<<<<

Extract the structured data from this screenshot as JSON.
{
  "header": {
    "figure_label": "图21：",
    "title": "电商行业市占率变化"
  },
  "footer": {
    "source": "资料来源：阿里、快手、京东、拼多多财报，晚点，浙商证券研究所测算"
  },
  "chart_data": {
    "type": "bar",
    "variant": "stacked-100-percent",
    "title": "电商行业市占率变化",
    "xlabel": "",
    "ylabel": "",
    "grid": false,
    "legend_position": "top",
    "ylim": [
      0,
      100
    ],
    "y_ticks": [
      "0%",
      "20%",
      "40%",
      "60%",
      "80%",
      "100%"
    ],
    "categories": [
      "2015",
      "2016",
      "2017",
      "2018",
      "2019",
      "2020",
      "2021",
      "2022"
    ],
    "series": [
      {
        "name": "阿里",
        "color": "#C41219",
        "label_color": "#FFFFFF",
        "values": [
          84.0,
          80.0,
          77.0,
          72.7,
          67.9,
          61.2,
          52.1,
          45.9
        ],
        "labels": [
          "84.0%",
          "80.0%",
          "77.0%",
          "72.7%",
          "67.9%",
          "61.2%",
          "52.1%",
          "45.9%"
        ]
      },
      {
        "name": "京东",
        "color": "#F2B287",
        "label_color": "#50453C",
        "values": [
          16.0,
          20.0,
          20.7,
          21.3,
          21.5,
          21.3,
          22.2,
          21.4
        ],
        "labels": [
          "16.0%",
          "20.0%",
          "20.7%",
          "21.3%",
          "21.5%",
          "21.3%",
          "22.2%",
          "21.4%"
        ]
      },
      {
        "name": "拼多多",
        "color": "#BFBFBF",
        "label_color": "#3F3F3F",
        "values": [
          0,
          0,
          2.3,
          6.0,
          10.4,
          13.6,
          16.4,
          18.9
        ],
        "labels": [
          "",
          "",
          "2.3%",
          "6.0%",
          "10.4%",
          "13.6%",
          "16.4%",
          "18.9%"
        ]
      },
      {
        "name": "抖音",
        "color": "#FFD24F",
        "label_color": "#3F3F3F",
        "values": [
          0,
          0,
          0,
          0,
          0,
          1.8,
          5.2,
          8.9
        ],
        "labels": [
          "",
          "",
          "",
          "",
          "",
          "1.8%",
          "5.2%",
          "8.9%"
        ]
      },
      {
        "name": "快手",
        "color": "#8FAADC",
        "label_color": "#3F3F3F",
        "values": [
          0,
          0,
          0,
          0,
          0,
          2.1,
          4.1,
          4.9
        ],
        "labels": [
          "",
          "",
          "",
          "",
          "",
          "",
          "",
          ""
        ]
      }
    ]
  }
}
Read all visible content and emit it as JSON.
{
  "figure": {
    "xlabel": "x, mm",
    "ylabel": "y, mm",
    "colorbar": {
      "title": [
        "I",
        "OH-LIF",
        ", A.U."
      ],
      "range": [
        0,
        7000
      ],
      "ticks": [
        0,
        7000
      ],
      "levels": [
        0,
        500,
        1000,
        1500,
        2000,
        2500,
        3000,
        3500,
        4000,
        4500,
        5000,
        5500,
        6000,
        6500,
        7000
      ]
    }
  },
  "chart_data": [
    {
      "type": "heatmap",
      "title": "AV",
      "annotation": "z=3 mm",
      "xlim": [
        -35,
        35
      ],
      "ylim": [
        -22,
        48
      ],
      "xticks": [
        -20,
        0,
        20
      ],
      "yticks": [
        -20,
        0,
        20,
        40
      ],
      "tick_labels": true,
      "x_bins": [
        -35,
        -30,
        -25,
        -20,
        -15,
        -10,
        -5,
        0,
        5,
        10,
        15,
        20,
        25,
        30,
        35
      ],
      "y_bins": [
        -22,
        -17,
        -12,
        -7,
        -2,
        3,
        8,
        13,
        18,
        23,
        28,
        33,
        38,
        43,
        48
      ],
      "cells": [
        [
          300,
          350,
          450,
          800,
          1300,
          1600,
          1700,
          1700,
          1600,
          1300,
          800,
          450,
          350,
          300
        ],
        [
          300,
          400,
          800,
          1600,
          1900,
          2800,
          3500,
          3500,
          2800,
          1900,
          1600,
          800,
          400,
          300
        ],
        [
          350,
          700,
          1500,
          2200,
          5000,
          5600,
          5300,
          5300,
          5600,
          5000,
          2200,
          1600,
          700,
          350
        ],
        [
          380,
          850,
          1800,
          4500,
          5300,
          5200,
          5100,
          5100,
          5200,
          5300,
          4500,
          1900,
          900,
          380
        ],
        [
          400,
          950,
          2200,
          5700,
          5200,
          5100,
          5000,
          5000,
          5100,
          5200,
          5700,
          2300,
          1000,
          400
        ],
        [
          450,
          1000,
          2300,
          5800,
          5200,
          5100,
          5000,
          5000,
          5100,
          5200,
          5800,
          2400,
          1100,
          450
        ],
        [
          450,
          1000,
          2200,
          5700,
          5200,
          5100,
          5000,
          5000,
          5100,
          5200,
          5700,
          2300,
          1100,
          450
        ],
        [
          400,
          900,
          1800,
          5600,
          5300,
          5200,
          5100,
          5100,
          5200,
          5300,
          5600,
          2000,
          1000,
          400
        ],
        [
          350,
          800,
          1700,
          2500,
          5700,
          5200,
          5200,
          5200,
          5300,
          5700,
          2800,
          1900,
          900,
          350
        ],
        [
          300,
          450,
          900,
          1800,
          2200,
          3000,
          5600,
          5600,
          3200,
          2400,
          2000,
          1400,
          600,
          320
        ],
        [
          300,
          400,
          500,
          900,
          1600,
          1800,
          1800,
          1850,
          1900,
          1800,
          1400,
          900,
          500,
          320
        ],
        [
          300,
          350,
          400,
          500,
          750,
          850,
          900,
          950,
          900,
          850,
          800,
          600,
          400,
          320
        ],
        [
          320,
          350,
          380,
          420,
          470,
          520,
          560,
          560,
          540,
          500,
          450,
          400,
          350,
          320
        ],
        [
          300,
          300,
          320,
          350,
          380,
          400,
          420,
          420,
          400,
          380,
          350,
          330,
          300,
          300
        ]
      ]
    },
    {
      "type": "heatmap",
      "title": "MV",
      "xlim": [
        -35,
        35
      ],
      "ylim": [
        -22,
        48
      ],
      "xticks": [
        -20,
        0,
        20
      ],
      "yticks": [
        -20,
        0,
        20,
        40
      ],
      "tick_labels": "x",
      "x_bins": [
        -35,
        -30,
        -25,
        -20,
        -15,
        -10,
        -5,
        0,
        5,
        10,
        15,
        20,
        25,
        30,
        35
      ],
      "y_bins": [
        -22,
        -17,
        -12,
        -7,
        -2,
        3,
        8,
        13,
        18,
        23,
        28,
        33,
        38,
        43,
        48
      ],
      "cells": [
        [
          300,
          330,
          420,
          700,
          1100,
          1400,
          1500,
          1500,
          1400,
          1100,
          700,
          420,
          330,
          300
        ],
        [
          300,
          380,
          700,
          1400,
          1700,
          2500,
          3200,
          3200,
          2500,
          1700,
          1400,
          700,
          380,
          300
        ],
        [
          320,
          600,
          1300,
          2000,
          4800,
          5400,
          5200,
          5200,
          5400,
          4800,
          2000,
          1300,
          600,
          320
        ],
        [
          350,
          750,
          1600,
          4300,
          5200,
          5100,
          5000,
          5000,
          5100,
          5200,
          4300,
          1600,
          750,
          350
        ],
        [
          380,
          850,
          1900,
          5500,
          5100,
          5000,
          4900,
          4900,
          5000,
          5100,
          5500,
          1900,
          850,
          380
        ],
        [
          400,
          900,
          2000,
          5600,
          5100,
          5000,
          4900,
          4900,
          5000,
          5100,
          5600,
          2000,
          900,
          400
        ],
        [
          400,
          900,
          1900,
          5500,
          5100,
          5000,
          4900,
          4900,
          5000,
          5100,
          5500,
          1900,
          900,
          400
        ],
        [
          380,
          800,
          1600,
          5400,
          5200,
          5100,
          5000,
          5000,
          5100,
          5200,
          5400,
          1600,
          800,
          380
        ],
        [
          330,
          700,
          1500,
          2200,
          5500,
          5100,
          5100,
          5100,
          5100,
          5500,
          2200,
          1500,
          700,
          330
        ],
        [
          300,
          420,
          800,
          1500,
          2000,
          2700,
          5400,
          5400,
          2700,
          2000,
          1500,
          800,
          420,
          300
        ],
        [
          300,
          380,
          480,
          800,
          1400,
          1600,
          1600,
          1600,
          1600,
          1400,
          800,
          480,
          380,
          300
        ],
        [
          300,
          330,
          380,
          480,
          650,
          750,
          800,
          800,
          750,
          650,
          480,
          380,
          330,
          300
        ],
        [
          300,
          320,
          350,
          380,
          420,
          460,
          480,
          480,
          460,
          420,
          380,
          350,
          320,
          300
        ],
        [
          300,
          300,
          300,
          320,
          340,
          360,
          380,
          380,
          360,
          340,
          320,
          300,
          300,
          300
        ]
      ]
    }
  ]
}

>>>>

■ Prompt
Which lines contain "title"? Copy each of them.

■ Response to the exercise
    "title": "电商行业市占率变化"
    "title": "电商行业市占率变化",
      "title": [
      "title": "AV",
      "title": "MV",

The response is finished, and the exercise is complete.